Text:
★ ★ ★ ★ ★ ★ ★
Tim Peake: “Eating and sleeping in weightlessness is just going to be brilliant!”

All About Space caught up with the ESA astronaut before he made his way to the International Space Station


You’re the first Briton to be selected by the European Space Agency, what does that mean to you?

I’m really delighted. First, I’d like to pay tribute to Helen Sharman, who was the first British astronaut to fly to the Mir space station in 1991. I’ve met with her several times, she’s a great lady and has given me lots of good advice about the upcoming mission. But what is different and important about this mission is it’s the first time the UK government has actually subscribed and become involved in human spaceflight. That opens up human spaceflight to our science community, to the UK industry and also to children, in terms of outreach and education, which is going to be a really important part of my mission. So, I’m really delighted that the UK is now involved in human spaceflight.

You’ve completed quite a bit of extensive training in preparation for your mission. Could you tell us a bit more about what was involved and how challenging it was?
★ ★ ★ ★ ★ ★ ★
(Data for detecting document layout)
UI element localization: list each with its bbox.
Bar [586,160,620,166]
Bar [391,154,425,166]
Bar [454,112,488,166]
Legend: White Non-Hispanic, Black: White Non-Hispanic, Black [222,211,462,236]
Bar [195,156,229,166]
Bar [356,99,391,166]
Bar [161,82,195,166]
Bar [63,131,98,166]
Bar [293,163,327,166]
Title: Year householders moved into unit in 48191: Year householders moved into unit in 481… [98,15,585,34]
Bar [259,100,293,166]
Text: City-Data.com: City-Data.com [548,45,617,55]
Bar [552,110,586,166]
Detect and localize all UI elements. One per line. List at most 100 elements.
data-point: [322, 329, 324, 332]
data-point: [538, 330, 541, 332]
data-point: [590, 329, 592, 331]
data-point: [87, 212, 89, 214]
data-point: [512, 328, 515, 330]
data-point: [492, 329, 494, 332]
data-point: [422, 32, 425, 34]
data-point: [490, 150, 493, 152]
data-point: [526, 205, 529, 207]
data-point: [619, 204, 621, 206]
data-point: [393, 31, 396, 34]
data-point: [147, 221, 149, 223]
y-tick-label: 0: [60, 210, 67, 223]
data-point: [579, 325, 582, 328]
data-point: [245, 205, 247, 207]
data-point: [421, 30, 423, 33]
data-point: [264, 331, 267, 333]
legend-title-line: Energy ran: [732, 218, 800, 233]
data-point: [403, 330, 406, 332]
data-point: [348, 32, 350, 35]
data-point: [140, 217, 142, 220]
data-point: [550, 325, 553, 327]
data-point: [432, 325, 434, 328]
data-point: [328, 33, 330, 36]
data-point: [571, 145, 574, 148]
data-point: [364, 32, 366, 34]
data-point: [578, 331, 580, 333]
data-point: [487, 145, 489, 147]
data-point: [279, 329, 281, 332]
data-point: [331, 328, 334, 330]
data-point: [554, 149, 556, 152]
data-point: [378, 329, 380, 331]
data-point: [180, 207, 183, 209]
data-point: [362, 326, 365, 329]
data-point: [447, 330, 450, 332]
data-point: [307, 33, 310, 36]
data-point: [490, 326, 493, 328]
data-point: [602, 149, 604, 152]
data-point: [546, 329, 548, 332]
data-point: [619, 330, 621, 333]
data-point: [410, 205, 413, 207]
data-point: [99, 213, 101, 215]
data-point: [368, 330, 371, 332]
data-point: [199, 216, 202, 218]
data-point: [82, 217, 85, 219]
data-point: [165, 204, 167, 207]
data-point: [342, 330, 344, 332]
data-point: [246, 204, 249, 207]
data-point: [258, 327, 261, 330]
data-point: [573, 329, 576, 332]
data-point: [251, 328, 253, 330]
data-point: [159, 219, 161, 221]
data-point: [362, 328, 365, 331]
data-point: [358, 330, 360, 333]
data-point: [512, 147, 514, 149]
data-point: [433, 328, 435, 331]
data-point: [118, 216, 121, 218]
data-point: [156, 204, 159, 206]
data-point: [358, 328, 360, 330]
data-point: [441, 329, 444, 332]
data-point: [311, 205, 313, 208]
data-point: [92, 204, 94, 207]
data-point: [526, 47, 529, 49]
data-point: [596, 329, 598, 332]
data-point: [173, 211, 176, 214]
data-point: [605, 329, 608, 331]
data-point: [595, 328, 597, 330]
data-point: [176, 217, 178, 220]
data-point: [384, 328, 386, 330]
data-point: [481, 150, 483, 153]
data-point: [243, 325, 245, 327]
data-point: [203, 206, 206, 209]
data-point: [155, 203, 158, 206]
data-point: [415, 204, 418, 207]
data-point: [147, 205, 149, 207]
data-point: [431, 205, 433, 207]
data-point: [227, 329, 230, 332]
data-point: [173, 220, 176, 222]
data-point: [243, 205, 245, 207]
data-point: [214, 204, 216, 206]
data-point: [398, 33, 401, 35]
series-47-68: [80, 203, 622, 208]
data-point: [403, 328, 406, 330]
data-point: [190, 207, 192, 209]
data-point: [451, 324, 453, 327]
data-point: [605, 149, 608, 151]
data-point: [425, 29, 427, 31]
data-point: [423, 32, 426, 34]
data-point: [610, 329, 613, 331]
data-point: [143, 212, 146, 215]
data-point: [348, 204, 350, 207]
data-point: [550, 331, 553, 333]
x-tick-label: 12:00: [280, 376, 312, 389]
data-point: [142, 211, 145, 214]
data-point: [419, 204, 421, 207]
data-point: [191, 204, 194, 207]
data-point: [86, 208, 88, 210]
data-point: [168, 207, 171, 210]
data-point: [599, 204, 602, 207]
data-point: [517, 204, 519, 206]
★ ★ ★ ★ ★ ★ ★
What this task involves: Reproduce the Tim Peake interview word for word, from "All About Space" up to and including "mean to you?".

Reply to the task:
All About Space caught up with the ESA astronaut before he made his way to the International Space Station


You’re the first Briton to be selected by the European Space Agency, what does that mean to you?